EXTRACTED RECORDS

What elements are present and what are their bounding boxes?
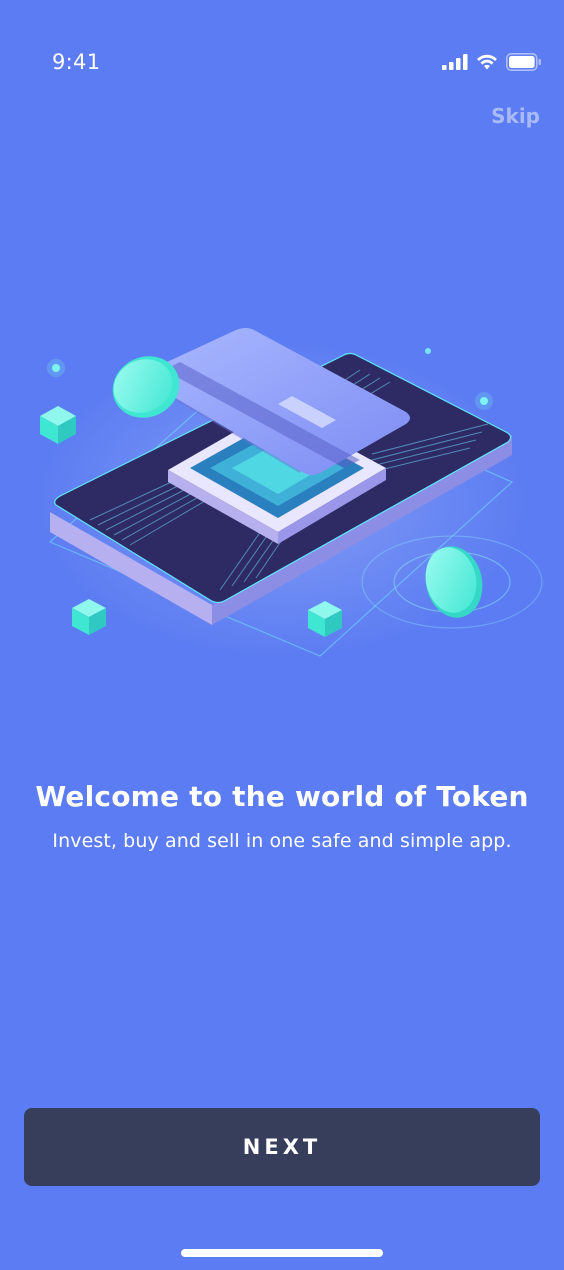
wifi-icon [477, 54, 497, 70]
phone-card-chip-illustration [32, 328, 543, 660]
next-button[interactable]: NEXT [24, 1108, 540, 1186]
battery-icon [506, 53, 541, 71]
signal-icon [442, 54, 468, 70]
status-time: 9:41 [52, 50, 101, 74]
onboarding-screen: 9:41 Skip Welcome to the world of Token … [0, 0, 564, 1270]
page-subtitle: Invest, buy and sell in one safe and sim… [52, 830, 512, 852]
status-bar: 9:41 [0, 0, 564, 110]
status-icons [442, 50, 542, 74]
home-indicator [181, 1249, 383, 1257]
page-title: Welcome to the world of Token [35, 780, 529, 813]
skip-button[interactable]: Skip [491, 104, 540, 128]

AIM OF THE EXERCISE
Report each row above that contains the string "button", copying every such row in full.

WRITTEN SOLUTION
next-button[interactable]: NEXT [24, 1108, 540, 1186]
skip-button[interactable]: Skip [491, 104, 540, 128]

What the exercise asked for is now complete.